Each entry below should be reproduced character for character.

═══ GIVEN ENTRIES ═══

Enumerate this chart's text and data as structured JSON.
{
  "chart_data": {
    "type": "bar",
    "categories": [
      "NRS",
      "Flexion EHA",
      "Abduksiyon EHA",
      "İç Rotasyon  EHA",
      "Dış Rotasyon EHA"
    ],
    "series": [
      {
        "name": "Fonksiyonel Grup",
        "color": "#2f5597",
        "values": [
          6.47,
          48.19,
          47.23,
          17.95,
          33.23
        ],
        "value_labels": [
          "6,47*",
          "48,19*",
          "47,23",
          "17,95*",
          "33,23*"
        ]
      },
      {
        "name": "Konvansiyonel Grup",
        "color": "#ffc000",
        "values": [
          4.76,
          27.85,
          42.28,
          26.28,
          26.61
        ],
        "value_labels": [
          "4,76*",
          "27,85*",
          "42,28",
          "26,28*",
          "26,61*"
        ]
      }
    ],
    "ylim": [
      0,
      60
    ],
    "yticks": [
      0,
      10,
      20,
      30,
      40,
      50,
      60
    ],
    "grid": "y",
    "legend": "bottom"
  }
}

═══

◆ OUTPUT:
Enumerate this chart's text and data as structured JSON.
{
  "chart_data": {
    "type": "bar",
    "categories": [
      "NRS",
      "Flexion EHA",
      "Abduksiyon EHA",
      "İç Rotasyon  EHA",
      "Dış Rotasyon EHA"
    ],
    "series": [
      {
        "name": "Fonksiyonel Grup",
        "color": "#2f5597",
        "values": [
          6.47,
          48.19,
          47.23,
          17.95,
          33.23
        ],
        "value_labels": [
          "6,47*",
          "48,19*",
          "47,23",
          "17,95*",
          "33,23*"
        ]
      },
      {
        "name": "Konvansiyonel Grup",
        "color": "#ffc000",
        "values": [
          4.76,
          27.85,
          42.28,
          26.28,
          26.61
        ],
        "value_labels": [
          "4,76*",
          "27,85*",
          "42,28",
          "26,28*",
          "26,61*"
        ]
      }
    ],
    "ylim": [
      0,
      60
    ],
    "yticks": [
      0,
      10,
      20,
      30,
      40,
      50,
      60
    ],
    "grid": "y",
    "legend": "bottom"
  }
}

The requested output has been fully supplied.